■ Listed entries ■
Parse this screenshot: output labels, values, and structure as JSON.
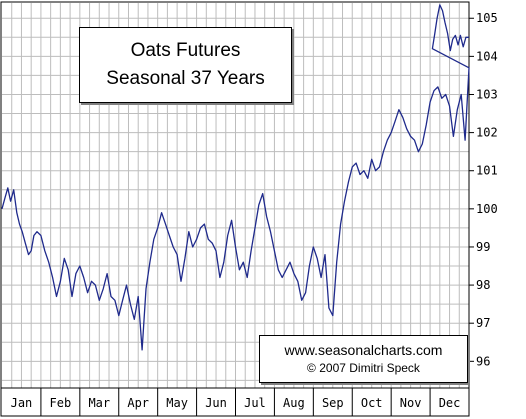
{
  "colors": {
    "line": "#1f2a8c",
    "grid": "#bdbdbd",
    "frame": "#000000",
    "background": "#ffffff"
  },
  "title_box": {
    "line1": "Oats Futures",
    "line2": "Seasonal 37 Years"
  },
  "credit_box": {
    "site": "www.seasonalcharts.com",
    "author": "© 2007   Dimitri Speck"
  },
  "chart_data": {
    "type": "line",
    "title": "Oats Futures Seasonal 37 Years",
    "xlabel": "",
    "ylabel": "",
    "months": [
      "Jan",
      "Feb",
      "Mar",
      "Apr",
      "May",
      "Jun",
      "Jul",
      "Aug",
      "Sep",
      "Oct",
      "Nov",
      "Dec"
    ],
    "yticks": [
      96,
      97,
      98,
      99,
      100,
      101,
      102,
      103,
      104,
      105
    ],
    "ylim": [
      95.3,
      105.4
    ],
    "xlim": [
      0,
      12
    ],
    "grid": true,
    "y_axis_position": "right",
    "series": [
      {
        "x": [
          0.0,
          0.08,
          0.15,
          0.22,
          0.3,
          0.38,
          0.45,
          0.52,
          0.6,
          0.68,
          0.75,
          0.82,
          0.9,
          1.0,
          1.1,
          1.2,
          1.3,
          1.4,
          1.5,
          1.6,
          1.7,
          1.8,
          1.9,
          2.0,
          2.1,
          2.2,
          2.3,
          2.4,
          2.5,
          2.6,
          2.7,
          2.8,
          2.9,
          3.0,
          3.1,
          3.2,
          3.3,
          3.4,
          3.5,
          3.6,
          3.7,
          3.8,
          3.9,
          4.0,
          4.1,
          4.2,
          4.3,
          4.4,
          4.5,
          4.6,
          4.7,
          4.8,
          4.9,
          5.0,
          5.1,
          5.2,
          5.3,
          5.4,
          5.5,
          5.6,
          5.7,
          5.8,
          5.9,
          6.0,
          6.1,
          6.2,
          6.3,
          6.4,
          6.5,
          6.6,
          6.7,
          6.8,
          6.9,
          7.0,
          7.1,
          7.2,
          7.3,
          7.4,
          7.5,
          7.6,
          7.7,
          7.8,
          7.9,
          8.0,
          8.1,
          8.2,
          8.3,
          8.4,
          8.5,
          8.6,
          8.7,
          8.8,
          8.9,
          9.0,
          9.1,
          9.2,
          9.3,
          9.4,
          9.5,
          9.6,
          9.7,
          9.8,
          9.9,
          10.0,
          10.1,
          10.2,
          10.3,
          10.4,
          10.5,
          10.6,
          10.7,
          10.8,
          10.9,
          11.0,
          11.1,
          11.2,
          11.3,
          11.4,
          11.5,
          11.6,
          11.7,
          11.8,
          11.9,
          12.0
        ],
        "values": [
          100.0,
          100.3,
          100.55,
          100.2,
          100.5,
          99.9,
          99.6,
          99.4,
          99.1,
          98.8,
          98.9,
          99.3,
          99.4,
          99.3,
          98.9,
          98.6,
          98.2,
          97.7,
          98.1,
          98.7,
          98.4,
          97.7,
          98.3,
          98.5,
          98.2,
          97.8,
          98.1,
          98.0,
          97.6,
          97.9,
          98.3,
          97.7,
          97.6,
          97.2,
          97.6,
          98.0,
          97.5,
          97.1,
          97.7,
          96.3,
          97.9,
          98.6,
          99.2,
          99.5,
          99.9,
          99.6,
          99.3,
          99.0,
          98.8,
          98.1,
          98.7,
          99.4,
          99.0,
          99.2,
          99.5,
          99.6,
          99.2,
          99.1,
          98.9,
          98.2,
          98.6,
          99.3,
          99.7,
          99.0,
          98.4,
          98.6,
          98.2,
          98.9,
          99.5,
          100.1,
          100.4,
          99.8,
          99.4,
          98.9,
          98.4,
          98.2,
          98.4,
          98.6,
          98.3,
          98.1,
          97.6,
          97.8,
          98.5,
          99.0,
          98.7,
          98.2,
          98.8,
          97.4,
          97.2,
          98.6,
          99.6,
          100.2,
          100.7,
          101.1,
          101.2,
          100.9,
          101.0,
          100.8,
          101.3,
          101.0,
          101.1,
          101.5,
          101.8,
          102.0,
          102.3,
          102.6,
          102.4,
          102.1,
          101.9,
          101.8,
          101.5,
          101.7,
          102.2,
          102.8,
          103.1,
          103.2,
          102.9,
          103.0,
          102.7,
          101.9,
          102.6,
          103.0,
          101.8,
          103.7
        ]
      }
    ],
    "tail_x": [
      11.06,
      11.12,
      11.18,
      11.25,
      11.32,
      11.38,
      11.45,
      11.52,
      11.58,
      11.65,
      11.72,
      11.78,
      11.85,
      11.92,
      12.0
    ],
    "tail_values": [
      104.2,
      104.6,
      105.0,
      105.35,
      105.2,
      104.9,
      104.6,
      104.15,
      104.45,
      104.55,
      104.3,
      104.55,
      104.25,
      104.5,
      104.5
    ]
  }
}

■ Written task ■
Every record above must be given again exactly; drop the pictures.

■ Expected answer ■
Parse this screenshot: output labels, values, and structure as JSON.
{
  "colors": {
    "line": "#1f2a8c",
    "grid": "#bdbdbd",
    "frame": "#000000",
    "background": "#ffffff"
  },
  "title_box": {
    "line1": "Oats Futures",
    "line2": "Seasonal 37 Years"
  },
  "credit_box": {
    "site": "www.seasonalcharts.com",
    "author": "© 2007   Dimitri Speck"
  },
  "chart_data": {
    "type": "line",
    "title": "Oats Futures Seasonal 37 Years",
    "xlabel": "",
    "ylabel": "",
    "months": [
      "Jan",
      "Feb",
      "Mar",
      "Apr",
      "May",
      "Jun",
      "Jul",
      "Aug",
      "Sep",
      "Oct",
      "Nov",
      "Dec"
    ],
    "yticks": [
      96,
      97,
      98,
      99,
      100,
      101,
      102,
      103,
      104,
      105
    ],
    "ylim": [
      95.3,
      105.4
    ],
    "xlim": [
      0,
      12
    ],
    "grid": true,
    "y_axis_position": "right",
    "series": [
      {
        "x": [
          0.0,
          0.08,
          0.15,
          0.22,
          0.3,
          0.38,
          0.45,
          0.52,
          0.6,
          0.68,
          0.75,
          0.82,
          0.9,
          1.0,
          1.1,
          1.2,
          1.3,
          1.4,
          1.5,
          1.6,
          1.7,
          1.8,
          1.9,
          2.0,
          2.1,
          2.2,
          2.3,
          2.4,
          2.5,
          2.6,
          2.7,
          2.8,
          2.9,
          3.0,
          3.1,
          3.2,
          3.3,
          3.4,
          3.5,
          3.6,
          3.7,
          3.8,
          3.9,
          4.0,
          4.1,
          4.2,
          4.3,
          4.4,
          4.5,
          4.6,
          4.7,
          4.8,
          4.9,
          5.0,
          5.1,
          5.2,
          5.3,
          5.4,
          5.5,
          5.6,
          5.7,
          5.8,
          5.9,
          6.0,
          6.1,
          6.2,
          6.3,
          6.4,
          6.5,
          6.6,
          6.7,
          6.8,
          6.9,
          7.0,
          7.1,
          7.2,
          7.3,
          7.4,
          7.5,
          7.6,
          7.7,
          7.8,
          7.9,
          8.0,
          8.1,
          8.2,
          8.3,
          8.4,
          8.5,
          8.6,
          8.7,
          8.8,
          8.9,
          9.0,
          9.1,
          9.2,
          9.3,
          9.4,
          9.5,
          9.6,
          9.7,
          9.8,
          9.9,
          10.0,
          10.1,
          10.2,
          10.3,
          10.4,
          10.5,
          10.6,
          10.7,
          10.8,
          10.9,
          11.0,
          11.1,
          11.2,
          11.3,
          11.4,
          11.5,
          11.6,
          11.7,
          11.8,
          11.9,
          12.0
        ],
        "values": [
          100.0,
          100.3,
          100.55,
          100.2,
          100.5,
          99.9,
          99.6,
          99.4,
          99.1,
          98.8,
          98.9,
          99.3,
          99.4,
          99.3,
          98.9,
          98.6,
          98.2,
          97.7,
          98.1,
          98.7,
          98.4,
          97.7,
          98.3,
          98.5,
          98.2,
          97.8,
          98.1,
          98.0,
          97.6,
          97.9,
          98.3,
          97.7,
          97.6,
          97.2,
          97.6,
          98.0,
          97.5,
          97.1,
          97.7,
          96.3,
          97.9,
          98.6,
          99.2,
          99.5,
          99.9,
          99.6,
          99.3,
          99.0,
          98.8,
          98.1,
          98.7,
          99.4,
          99.0,
          99.2,
          99.5,
          99.6,
          99.2,
          99.1,
          98.9,
          98.2,
          98.6,
          99.3,
          99.7,
          99.0,
          98.4,
          98.6,
          98.2,
          98.9,
          99.5,
          100.1,
          100.4,
          99.8,
          99.4,
          98.9,
          98.4,
          98.2,
          98.4,
          98.6,
          98.3,
          98.1,
          97.6,
          97.8,
          98.5,
          99.0,
          98.7,
          98.2,
          98.8,
          97.4,
          97.2,
          98.6,
          99.6,
          100.2,
          100.7,
          101.1,
          101.2,
          100.9,
          101.0,
          100.8,
          101.3,
          101.0,
          101.1,
          101.5,
          101.8,
          102.0,
          102.3,
          102.6,
          102.4,
          102.1,
          101.9,
          101.8,
          101.5,
          101.7,
          102.2,
          102.8,
          103.1,
          103.2,
          102.9,
          103.0,
          102.7,
          101.9,
          102.6,
          103.0,
          101.8,
          103.7
        ]
      }
    ],
    "tail_x": [
      11.06,
      11.12,
      11.18,
      11.25,
      11.32,
      11.38,
      11.45,
      11.52,
      11.58,
      11.65,
      11.72,
      11.78,
      11.85,
      11.92,
      12.0
    ],
    "tail_values": [
      104.2,
      104.6,
      105.0,
      105.35,
      105.2,
      104.9,
      104.6,
      104.15,
      104.45,
      104.55,
      104.3,
      104.55,
      104.25,
      104.5,
      104.5
    ]
  }
}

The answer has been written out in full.